====== Material for the task
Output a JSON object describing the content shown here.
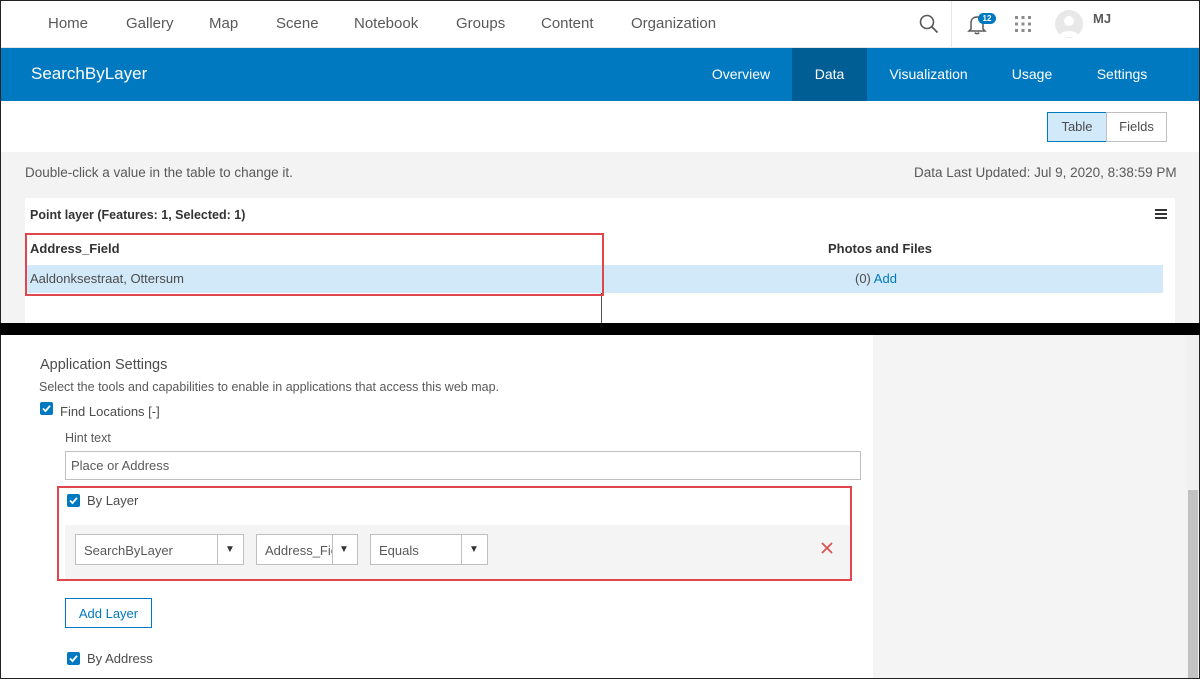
{
  "global_nav": {
    "links": [
      "Home",
      "Gallery",
      "Map",
      "Scene",
      "Notebook",
      "Groups",
      "Content",
      "Organization"
    ],
    "notification_count": "12",
    "user_initials": "MJ"
  },
  "item_header": {
    "title": "SearchByLayer",
    "tabs": [
      "Overview",
      "Data",
      "Visualization",
      "Usage",
      "Settings"
    ],
    "active_tab": "Data"
  },
  "view_toggle": {
    "table_label": "Table",
    "fields_label": "Fields"
  },
  "data_panel": {
    "hint": "Double-click a value in the table to change it.",
    "last_updated": "Data Last Updated: Jul 9, 2020, 8:38:59 PM",
    "layer_header": "Point layer (Features: 1, Selected: 1)",
    "columns": [
      "Address_Field",
      "Photos and Files"
    ],
    "rows": [
      {
        "address": "Aaldonksestraat, Ottersum",
        "photo_count": "(0)",
        "photo_link": "Add"
      }
    ]
  },
  "app_settings": {
    "title": "Application Settings",
    "description": "Select the tools and capabilities to enable in applications that access this web map.",
    "find_locations_label": "Find Locations [-]",
    "hint_text_label": "Hint text",
    "hint_text_value": "Place or Address",
    "by_layer_label": "By Layer",
    "layer_select": "SearchByLayer",
    "field_select": "Address_Field",
    "operator_select": "Equals",
    "add_layer_label": "Add Layer",
    "by_address_label": "By Address"
  },
  "colors": {
    "accent": "#0079c1",
    "highlight": "#e0474c",
    "selected_row": "#d2e9f9"
  },
  "icons": [
    "search-icon",
    "bell-icon",
    "apps-grid-icon",
    "avatar-icon",
    "hamburger-menu-icon",
    "checkbox-checked-icon",
    "dropdown-arrow-icon",
    "close-icon"
  ]
}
============
Task to carry out:
Leave out every picture and copy the rest of the records exactly.

The completed task:
Output a JSON object describing the content shown here.
{
  "global_nav": {
    "links": [
      "Home",
      "Gallery",
      "Map",
      "Scene",
      "Notebook",
      "Groups",
      "Content",
      "Organization"
    ],
    "notification_count": "12",
    "user_initials": "MJ"
  },
  "item_header": {
    "title": "SearchByLayer",
    "tabs": [
      "Overview",
      "Data",
      "Visualization",
      "Usage",
      "Settings"
    ],
    "active_tab": "Data"
  },
  "view_toggle": {
    "table_label": "Table",
    "fields_label": "Fields"
  },
  "data_panel": {
    "hint": "Double-click a value in the table to change it.",
    "last_updated": "Data Last Updated: Jul 9, 2020, 8:38:59 PM",
    "layer_header": "Point layer (Features: 1, Selected: 1)",
    "columns": [
      "Address_Field",
      "Photos and Files"
    ],
    "rows": [
      {
        "address": "Aaldonksestraat, Ottersum",
        "photo_count": "(0)",
        "photo_link": "Add"
      }
    ]
  },
  "app_settings": {
    "title": "Application Settings",
    "description": "Select the tools and capabilities to enable in applications that access this web map.",
    "find_locations_label": "Find Locations [-]",
    "hint_text_label": "Hint text",
    "hint_text_value": "Place or Address",
    "by_layer_label": "By Layer",
    "layer_select": "SearchByLayer",
    "field_select": "Address_Field",
    "operator_select": "Equals",
    "add_layer_label": "Add Layer",
    "by_address_label": "By Address"
  },
  "colors": {
    "accent": "#0079c1",
    "highlight": "#e0474c",
    "selected_row": "#d2e9f9"
  },
  "icons": [
    "search-icon",
    "bell-icon",
    "apps-grid-icon",
    "avatar-icon",
    "hamburger-menu-icon",
    "checkbox-checked-icon",
    "dropdown-arrow-icon",
    "close-icon"
  ]
}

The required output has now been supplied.